WRITTEN EXERCISE> Could you copy every line from the material below in which "bien" appears?

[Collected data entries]
□ □ □ □ □ □ □

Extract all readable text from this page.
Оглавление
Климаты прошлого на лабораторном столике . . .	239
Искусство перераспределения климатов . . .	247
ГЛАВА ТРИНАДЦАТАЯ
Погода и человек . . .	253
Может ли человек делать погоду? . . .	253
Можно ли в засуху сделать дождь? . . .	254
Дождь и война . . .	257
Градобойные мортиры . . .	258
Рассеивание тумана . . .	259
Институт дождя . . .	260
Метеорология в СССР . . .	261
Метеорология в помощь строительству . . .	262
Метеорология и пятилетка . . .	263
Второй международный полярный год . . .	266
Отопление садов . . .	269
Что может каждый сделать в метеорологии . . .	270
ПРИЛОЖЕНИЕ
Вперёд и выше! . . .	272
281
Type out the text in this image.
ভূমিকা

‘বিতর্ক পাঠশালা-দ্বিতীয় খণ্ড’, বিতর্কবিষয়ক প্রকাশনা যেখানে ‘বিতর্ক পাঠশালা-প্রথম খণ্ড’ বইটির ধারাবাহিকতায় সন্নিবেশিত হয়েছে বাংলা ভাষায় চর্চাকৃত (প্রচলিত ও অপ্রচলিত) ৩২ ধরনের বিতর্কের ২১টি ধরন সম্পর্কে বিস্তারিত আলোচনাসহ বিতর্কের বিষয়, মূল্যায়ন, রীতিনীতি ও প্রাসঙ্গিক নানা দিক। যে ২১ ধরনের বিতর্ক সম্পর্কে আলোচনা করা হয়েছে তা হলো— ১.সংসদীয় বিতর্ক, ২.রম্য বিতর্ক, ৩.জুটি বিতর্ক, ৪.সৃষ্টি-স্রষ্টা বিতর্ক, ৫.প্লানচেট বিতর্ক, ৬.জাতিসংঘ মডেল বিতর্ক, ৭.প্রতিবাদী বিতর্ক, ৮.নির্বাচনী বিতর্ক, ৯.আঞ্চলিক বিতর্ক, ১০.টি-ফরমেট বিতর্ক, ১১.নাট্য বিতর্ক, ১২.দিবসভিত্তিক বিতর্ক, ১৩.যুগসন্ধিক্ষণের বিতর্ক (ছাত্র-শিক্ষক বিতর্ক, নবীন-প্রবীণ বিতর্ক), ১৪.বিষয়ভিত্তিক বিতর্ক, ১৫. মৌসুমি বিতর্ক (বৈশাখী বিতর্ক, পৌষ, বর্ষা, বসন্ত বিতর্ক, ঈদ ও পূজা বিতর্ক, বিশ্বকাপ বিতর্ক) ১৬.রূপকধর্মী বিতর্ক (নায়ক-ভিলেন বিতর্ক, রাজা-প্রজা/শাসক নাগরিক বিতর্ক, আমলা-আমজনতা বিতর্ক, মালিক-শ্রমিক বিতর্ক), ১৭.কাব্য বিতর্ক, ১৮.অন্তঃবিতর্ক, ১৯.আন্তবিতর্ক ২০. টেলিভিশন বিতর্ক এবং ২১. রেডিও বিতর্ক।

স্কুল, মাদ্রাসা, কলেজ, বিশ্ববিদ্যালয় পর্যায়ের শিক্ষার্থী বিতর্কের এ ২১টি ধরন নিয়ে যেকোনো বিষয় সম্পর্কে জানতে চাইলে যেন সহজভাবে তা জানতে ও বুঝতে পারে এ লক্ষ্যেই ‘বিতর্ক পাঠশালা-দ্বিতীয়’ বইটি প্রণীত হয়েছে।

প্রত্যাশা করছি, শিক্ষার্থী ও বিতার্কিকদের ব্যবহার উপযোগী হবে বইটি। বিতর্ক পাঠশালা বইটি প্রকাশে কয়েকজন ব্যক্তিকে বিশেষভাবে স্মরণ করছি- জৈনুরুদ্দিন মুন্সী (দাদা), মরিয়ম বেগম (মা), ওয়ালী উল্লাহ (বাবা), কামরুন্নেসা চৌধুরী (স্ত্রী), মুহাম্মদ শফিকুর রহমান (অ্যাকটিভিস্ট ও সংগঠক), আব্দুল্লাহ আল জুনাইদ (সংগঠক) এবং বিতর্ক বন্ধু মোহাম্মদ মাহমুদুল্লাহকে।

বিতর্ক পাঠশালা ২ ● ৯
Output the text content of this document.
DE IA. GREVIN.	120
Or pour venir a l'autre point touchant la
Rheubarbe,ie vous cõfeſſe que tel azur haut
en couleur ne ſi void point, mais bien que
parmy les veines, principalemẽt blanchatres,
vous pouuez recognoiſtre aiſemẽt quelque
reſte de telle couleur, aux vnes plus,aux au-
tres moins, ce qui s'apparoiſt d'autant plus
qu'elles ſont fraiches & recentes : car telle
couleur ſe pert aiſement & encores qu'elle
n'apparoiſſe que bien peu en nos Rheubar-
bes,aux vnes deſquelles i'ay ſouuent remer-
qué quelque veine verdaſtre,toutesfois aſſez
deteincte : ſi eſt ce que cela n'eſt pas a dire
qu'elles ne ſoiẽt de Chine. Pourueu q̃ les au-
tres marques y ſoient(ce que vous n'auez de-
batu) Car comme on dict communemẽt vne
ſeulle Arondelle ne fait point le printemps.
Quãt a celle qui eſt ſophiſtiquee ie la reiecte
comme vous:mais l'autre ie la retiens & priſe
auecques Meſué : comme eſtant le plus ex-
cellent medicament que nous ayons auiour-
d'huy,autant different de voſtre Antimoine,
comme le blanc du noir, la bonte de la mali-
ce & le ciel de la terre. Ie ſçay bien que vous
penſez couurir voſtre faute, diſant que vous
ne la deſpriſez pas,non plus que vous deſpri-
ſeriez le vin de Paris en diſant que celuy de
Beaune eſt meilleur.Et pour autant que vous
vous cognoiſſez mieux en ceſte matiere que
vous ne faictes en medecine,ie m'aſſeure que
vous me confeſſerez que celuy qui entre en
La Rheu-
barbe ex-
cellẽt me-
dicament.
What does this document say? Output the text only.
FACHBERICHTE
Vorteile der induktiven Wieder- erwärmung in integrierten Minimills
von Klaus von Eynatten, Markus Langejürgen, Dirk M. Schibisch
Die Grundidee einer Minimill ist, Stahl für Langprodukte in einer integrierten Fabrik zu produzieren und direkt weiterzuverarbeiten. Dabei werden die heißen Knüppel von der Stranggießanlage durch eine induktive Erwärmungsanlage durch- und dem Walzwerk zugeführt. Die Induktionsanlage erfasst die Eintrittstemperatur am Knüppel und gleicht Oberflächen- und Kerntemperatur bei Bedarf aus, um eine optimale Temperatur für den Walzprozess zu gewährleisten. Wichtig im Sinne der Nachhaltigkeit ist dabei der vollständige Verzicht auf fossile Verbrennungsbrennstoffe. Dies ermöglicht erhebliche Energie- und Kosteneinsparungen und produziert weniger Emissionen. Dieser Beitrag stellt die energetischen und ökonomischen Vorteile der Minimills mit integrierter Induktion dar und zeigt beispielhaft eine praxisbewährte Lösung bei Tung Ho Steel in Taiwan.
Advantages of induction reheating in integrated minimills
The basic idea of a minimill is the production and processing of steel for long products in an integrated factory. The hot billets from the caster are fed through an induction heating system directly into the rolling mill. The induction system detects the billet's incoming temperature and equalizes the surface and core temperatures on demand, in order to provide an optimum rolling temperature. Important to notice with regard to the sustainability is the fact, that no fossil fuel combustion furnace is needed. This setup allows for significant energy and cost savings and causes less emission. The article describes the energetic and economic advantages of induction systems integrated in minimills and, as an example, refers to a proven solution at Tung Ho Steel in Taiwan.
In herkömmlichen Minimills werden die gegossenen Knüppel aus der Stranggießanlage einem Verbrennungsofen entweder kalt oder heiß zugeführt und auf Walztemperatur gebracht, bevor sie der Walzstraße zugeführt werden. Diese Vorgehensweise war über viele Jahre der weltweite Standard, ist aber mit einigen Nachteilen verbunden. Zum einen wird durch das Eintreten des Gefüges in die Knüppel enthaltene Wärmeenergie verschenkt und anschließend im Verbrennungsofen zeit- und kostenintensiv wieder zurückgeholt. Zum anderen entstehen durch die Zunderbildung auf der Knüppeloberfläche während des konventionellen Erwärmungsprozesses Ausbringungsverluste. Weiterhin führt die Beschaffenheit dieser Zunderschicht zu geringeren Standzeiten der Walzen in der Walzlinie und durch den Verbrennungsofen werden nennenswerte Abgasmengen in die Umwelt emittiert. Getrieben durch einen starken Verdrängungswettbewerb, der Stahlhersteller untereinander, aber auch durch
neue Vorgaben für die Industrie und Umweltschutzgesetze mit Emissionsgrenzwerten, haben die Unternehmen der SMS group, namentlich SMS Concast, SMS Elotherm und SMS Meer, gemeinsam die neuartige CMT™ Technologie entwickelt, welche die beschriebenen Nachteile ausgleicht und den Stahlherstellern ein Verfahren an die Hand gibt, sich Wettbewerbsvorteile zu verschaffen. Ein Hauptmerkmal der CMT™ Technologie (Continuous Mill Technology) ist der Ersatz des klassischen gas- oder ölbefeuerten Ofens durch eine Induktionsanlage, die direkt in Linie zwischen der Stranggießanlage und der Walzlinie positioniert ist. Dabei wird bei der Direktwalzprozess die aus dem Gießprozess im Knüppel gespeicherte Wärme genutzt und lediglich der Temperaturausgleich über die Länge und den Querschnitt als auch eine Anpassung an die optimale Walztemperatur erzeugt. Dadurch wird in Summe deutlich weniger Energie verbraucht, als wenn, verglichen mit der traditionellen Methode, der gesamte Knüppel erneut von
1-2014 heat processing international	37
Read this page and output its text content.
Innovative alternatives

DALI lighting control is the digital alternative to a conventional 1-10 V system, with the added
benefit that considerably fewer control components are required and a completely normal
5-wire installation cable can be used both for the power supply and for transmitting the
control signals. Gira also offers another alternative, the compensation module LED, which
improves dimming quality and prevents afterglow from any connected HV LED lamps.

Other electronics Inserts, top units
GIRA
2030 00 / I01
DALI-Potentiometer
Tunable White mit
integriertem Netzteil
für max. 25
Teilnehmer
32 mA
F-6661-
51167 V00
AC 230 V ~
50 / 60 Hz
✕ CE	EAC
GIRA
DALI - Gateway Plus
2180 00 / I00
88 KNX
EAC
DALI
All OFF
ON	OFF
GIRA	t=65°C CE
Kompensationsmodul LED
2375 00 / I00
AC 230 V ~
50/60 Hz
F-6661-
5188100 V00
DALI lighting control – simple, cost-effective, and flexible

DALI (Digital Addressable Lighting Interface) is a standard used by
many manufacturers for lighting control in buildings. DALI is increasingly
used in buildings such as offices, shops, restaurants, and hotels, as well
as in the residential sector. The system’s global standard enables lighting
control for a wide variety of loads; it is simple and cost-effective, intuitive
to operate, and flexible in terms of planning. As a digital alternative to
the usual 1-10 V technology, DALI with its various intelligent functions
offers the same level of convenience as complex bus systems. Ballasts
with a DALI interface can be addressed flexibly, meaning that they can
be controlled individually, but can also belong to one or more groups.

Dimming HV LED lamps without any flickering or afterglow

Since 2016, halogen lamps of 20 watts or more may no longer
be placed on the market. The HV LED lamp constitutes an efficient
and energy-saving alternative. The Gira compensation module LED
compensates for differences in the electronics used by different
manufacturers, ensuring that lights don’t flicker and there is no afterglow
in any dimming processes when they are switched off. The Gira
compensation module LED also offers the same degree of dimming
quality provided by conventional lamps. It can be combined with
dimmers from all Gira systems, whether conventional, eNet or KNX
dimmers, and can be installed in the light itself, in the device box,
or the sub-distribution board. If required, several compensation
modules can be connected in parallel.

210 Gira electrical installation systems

□ □ □ □ □ □ □

RESULT BELOW>
en couleur ne ſi void point, mais bien que
n'apparoiſſe que bien peu en nos Rheubar-
ce & le ciel de la terre. Ie ſçay bien que vous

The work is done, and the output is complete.